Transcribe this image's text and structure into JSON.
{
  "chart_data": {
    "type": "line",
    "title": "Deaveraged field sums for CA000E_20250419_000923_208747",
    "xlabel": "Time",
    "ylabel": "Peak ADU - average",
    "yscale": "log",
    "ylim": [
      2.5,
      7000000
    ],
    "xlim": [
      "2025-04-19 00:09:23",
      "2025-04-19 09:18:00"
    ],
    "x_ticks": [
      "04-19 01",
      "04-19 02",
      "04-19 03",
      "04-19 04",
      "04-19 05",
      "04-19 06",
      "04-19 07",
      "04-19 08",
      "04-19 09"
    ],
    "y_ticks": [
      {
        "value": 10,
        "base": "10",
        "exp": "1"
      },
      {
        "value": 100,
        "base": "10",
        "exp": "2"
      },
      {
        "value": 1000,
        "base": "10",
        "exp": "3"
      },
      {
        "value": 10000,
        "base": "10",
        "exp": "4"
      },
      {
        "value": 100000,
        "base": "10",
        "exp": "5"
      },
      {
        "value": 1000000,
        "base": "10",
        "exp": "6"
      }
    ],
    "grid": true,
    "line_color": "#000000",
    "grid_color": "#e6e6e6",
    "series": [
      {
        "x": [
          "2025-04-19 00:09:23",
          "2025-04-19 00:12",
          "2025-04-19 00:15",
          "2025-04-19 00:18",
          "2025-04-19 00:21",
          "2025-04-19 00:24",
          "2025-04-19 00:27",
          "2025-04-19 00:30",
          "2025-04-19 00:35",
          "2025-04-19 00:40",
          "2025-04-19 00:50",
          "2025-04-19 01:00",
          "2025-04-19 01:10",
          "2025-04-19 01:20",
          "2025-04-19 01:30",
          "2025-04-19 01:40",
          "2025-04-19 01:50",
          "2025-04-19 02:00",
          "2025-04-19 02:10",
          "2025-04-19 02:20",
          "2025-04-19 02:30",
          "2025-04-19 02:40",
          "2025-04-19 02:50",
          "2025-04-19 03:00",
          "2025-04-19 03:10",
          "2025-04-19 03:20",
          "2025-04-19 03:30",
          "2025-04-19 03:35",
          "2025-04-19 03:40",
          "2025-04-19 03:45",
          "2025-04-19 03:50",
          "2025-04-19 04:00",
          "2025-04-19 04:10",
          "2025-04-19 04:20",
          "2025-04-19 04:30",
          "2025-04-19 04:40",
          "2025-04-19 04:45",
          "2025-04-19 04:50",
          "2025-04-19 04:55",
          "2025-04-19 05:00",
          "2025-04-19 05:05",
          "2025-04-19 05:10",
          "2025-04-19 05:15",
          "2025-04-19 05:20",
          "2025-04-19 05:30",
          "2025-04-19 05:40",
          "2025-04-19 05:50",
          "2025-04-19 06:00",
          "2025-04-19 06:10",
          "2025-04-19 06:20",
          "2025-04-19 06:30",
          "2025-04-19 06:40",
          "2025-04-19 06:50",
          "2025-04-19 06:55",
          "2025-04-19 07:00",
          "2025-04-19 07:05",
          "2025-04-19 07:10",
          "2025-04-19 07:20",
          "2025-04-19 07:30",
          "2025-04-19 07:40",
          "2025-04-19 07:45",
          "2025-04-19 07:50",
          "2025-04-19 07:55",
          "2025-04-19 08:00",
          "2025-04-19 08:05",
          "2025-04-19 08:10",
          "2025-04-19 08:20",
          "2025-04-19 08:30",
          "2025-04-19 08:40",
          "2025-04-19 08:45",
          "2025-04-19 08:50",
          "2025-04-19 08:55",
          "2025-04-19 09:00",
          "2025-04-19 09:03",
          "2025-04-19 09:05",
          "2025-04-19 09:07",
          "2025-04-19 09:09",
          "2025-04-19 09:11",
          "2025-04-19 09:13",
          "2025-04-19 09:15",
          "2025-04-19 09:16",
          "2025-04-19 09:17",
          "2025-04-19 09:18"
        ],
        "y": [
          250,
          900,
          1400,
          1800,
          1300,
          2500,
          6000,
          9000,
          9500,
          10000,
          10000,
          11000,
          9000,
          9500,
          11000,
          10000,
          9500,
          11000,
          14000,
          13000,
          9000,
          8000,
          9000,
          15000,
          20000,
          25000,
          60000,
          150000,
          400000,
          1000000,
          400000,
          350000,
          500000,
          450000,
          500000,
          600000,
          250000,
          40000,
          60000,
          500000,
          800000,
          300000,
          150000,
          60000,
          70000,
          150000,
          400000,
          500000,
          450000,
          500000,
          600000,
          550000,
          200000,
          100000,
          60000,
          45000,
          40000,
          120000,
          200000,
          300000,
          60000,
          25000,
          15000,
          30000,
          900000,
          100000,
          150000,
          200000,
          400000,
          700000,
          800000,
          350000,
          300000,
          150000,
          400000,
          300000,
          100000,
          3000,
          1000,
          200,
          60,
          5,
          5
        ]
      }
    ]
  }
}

TASK GOAL: Transcribe the full listing above without leaving anything out.

RIGHT ANSWER:
Transcribe this image's text and structure into JSON.
{
  "chart_data": {
    "type": "line",
    "title": "Deaveraged field sums for CA000E_20250419_000923_208747",
    "xlabel": "Time",
    "ylabel": "Peak ADU - average",
    "yscale": "log",
    "ylim": [
      2.5,
      7000000
    ],
    "xlim": [
      "2025-04-19 00:09:23",
      "2025-04-19 09:18:00"
    ],
    "x_ticks": [
      "04-19 01",
      "04-19 02",
      "04-19 03",
      "04-19 04",
      "04-19 05",
      "04-19 06",
      "04-19 07",
      "04-19 08",
      "04-19 09"
    ],
    "y_ticks": [
      {
        "value": 10,
        "base": "10",
        "exp": "1"
      },
      {
        "value": 100,
        "base": "10",
        "exp": "2"
      },
      {
        "value": 1000,
        "base": "10",
        "exp": "3"
      },
      {
        "value": 10000,
        "base": "10",
        "exp": "4"
      },
      {
        "value": 100000,
        "base": "10",
        "exp": "5"
      },
      {
        "value": 1000000,
        "base": "10",
        "exp": "6"
      }
    ],
    "grid": true,
    "line_color": "#000000",
    "grid_color": "#e6e6e6",
    "series": [
      {
        "x": [
          "2025-04-19 00:09:23",
          "2025-04-19 00:12",
          "2025-04-19 00:15",
          "2025-04-19 00:18",
          "2025-04-19 00:21",
          "2025-04-19 00:24",
          "2025-04-19 00:27",
          "2025-04-19 00:30",
          "2025-04-19 00:35",
          "2025-04-19 00:40",
          "2025-04-19 00:50",
          "2025-04-19 01:00",
          "2025-04-19 01:10",
          "2025-04-19 01:20",
          "2025-04-19 01:30",
          "2025-04-19 01:40",
          "2025-04-19 01:50",
          "2025-04-19 02:00",
          "2025-04-19 02:10",
          "2025-04-19 02:20",
          "2025-04-19 02:30",
          "2025-04-19 02:40",
          "2025-04-19 02:50",
          "2025-04-19 03:00",
          "2025-04-19 03:10",
          "2025-04-19 03:20",
          "2025-04-19 03:30",
          "2025-04-19 03:35",
          "2025-04-19 03:40",
          "2025-04-19 03:45",
          "2025-04-19 03:50",
          "2025-04-19 04:00",
          "2025-04-19 04:10",
          "2025-04-19 04:20",
          "2025-04-19 04:30",
          "2025-04-19 04:40",
          "2025-04-19 04:45",
          "2025-04-19 04:50",
          "2025-04-19 04:55",
          "2025-04-19 05:00",
          "2025-04-19 05:05",
          "2025-04-19 05:10",
          "2025-04-19 05:15",
          "2025-04-19 05:20",
          "2025-04-19 05:30",
          "2025-04-19 05:40",
          "2025-04-19 05:50",
          "2025-04-19 06:00",
          "2025-04-19 06:10",
          "2025-04-19 06:20",
          "2025-04-19 06:30",
          "2025-04-19 06:40",
          "2025-04-19 06:50",
          "2025-04-19 06:55",
          "2025-04-19 07:00",
          "2025-04-19 07:05",
          "2025-04-19 07:10",
          "2025-04-19 07:20",
          "2025-04-19 07:30",
          "2025-04-19 07:40",
          "2025-04-19 07:45",
          "2025-04-19 07:50",
          "2025-04-19 07:55",
          "2025-04-19 08:00",
          "2025-04-19 08:05",
          "2025-04-19 08:10",
          "2025-04-19 08:20",
          "2025-04-19 08:30",
          "2025-04-19 08:40",
          "2025-04-19 08:45",
          "2025-04-19 08:50",
          "2025-04-19 08:55",
          "2025-04-19 09:00",
          "2025-04-19 09:03",
          "2025-04-19 09:05",
          "2025-04-19 09:07",
          "2025-04-19 09:09",
          "2025-04-19 09:11",
          "2025-04-19 09:13",
          "2025-04-19 09:15",
          "2025-04-19 09:16",
          "2025-04-19 09:17",
          "2025-04-19 09:18"
        ],
        "y": [
          250,
          900,
          1400,
          1800,
          1300,
          2500,
          6000,
          9000,
          9500,
          10000,
          10000,
          11000,
          9000,
          9500,
          11000,
          10000,
          9500,
          11000,
          14000,
          13000,
          9000,
          8000,
          9000,
          15000,
          20000,
          25000,
          60000,
          150000,
          400000,
          1000000,
          400000,
          350000,
          500000,
          450000,
          500000,
          600000,
          250000,
          40000,
          60000,
          500000,
          800000,
          300000,
          150000,
          60000,
          70000,
          150000,
          400000,
          500000,
          450000,
          500000,
          600000,
          550000,
          200000,
          100000,
          60000,
          45000,
          40000,
          120000,
          200000,
          300000,
          60000,
          25000,
          15000,
          30000,
          900000,
          100000,
          150000,
          200000,
          400000,
          700000,
          800000,
          350000,
          300000,
          150000,
          400000,
          300000,
          100000,
          3000,
          1000,
          200,
          60,
          5,
          5
        ]
      }
    ]
  }
}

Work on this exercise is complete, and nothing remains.